## What the task requires
Report the count of lines holding "αὐτὸ" in the records, with no other words.

Dataset entries
** START **

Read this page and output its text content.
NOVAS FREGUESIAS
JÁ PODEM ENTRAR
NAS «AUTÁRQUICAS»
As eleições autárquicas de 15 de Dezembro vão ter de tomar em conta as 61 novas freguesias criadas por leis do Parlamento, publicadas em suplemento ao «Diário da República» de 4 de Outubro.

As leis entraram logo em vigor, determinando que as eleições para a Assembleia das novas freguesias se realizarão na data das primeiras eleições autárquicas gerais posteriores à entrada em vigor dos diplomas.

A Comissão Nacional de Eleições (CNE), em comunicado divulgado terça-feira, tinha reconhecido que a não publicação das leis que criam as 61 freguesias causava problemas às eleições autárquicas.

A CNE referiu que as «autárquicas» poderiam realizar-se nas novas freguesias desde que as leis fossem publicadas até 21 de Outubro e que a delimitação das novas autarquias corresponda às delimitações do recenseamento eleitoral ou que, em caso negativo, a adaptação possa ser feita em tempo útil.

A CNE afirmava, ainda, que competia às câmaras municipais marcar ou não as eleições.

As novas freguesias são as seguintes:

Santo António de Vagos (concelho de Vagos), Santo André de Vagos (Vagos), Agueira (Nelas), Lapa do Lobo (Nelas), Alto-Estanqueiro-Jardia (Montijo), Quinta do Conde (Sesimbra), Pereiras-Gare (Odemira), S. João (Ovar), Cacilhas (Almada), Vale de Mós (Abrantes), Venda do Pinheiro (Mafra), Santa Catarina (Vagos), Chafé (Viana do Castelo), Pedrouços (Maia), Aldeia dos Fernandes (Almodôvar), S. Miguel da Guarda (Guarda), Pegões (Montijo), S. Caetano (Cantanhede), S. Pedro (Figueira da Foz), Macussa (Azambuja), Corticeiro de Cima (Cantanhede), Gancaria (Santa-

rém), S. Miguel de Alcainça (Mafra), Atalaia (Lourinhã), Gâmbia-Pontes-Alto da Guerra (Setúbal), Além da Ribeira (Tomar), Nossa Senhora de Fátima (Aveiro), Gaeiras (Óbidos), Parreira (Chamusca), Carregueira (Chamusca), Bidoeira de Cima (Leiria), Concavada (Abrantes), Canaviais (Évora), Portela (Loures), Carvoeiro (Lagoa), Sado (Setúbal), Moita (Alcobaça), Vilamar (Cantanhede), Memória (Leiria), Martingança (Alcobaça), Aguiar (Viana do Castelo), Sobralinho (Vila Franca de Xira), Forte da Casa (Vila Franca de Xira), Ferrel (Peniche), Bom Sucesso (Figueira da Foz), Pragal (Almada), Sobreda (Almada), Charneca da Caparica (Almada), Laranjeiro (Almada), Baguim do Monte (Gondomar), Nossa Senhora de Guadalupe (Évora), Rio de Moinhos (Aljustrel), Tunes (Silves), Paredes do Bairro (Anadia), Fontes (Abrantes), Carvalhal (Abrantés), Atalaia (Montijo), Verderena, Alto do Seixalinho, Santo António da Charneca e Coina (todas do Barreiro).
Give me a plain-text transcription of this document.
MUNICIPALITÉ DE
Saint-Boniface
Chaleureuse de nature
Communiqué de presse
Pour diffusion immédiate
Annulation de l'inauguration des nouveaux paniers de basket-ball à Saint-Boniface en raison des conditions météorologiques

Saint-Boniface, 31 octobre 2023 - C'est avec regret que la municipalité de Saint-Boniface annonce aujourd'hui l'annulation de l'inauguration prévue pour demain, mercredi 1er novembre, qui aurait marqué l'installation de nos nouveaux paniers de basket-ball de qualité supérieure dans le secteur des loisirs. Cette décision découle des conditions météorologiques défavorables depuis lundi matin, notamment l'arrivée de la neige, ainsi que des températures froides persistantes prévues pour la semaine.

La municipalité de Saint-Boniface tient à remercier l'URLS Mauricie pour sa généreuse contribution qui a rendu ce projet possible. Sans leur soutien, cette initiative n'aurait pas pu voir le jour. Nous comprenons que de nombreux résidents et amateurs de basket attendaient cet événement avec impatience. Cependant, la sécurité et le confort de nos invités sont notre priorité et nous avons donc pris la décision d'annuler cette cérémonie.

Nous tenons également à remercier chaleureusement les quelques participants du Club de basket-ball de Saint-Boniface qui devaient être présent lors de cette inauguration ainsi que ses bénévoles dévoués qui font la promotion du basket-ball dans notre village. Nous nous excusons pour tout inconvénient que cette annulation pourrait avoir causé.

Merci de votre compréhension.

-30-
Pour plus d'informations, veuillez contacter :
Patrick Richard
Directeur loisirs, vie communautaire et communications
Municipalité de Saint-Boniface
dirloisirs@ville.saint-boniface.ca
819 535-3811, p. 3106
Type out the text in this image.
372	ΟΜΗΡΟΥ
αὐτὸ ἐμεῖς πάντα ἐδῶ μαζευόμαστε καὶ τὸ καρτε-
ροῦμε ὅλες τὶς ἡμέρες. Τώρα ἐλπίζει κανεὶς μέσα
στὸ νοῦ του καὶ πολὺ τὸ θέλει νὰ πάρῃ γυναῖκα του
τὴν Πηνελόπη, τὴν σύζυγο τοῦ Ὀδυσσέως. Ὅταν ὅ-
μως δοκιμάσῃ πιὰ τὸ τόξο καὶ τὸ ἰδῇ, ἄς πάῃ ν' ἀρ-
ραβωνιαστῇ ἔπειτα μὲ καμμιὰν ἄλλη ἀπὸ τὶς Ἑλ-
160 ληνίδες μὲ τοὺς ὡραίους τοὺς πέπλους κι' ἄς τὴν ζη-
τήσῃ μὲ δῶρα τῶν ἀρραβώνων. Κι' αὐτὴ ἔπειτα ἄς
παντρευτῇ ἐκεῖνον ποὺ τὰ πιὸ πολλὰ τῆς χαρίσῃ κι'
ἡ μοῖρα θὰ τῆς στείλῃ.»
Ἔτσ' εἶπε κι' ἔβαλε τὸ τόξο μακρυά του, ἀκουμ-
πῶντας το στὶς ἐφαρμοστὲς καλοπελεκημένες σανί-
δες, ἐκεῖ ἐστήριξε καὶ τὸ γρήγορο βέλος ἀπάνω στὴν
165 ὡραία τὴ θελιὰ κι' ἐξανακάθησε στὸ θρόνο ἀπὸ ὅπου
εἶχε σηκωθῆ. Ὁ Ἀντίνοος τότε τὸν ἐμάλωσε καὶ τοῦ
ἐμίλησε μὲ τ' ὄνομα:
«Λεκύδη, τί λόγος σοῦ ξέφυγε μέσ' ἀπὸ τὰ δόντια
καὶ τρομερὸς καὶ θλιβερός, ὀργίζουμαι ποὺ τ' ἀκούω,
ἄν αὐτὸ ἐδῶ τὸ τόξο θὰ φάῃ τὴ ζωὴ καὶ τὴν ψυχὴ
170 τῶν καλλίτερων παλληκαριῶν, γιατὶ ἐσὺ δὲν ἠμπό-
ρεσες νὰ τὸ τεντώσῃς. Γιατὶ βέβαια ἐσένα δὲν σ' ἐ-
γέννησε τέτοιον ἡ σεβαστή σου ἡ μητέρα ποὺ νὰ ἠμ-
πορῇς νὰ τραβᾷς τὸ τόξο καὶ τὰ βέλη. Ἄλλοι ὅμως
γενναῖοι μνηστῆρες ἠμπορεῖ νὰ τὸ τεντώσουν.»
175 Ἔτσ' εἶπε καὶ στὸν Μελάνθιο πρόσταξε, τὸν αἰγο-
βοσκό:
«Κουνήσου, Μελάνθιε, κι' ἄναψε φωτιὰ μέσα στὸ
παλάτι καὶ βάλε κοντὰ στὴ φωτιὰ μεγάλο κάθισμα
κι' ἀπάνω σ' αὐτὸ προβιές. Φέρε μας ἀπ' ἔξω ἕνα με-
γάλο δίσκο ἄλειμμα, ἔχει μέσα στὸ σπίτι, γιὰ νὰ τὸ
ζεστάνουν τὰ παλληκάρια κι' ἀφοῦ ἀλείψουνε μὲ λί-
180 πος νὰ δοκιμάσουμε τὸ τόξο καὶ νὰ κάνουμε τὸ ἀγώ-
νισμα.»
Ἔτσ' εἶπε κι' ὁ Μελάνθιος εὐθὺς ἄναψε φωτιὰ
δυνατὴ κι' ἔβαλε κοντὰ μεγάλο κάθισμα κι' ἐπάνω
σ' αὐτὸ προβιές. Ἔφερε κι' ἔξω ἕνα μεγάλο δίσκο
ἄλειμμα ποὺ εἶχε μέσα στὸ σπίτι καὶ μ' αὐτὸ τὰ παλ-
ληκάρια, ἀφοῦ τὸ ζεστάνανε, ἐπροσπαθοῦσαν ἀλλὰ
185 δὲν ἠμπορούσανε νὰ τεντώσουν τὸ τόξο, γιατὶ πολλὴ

** END **

## Answer to the exercise
5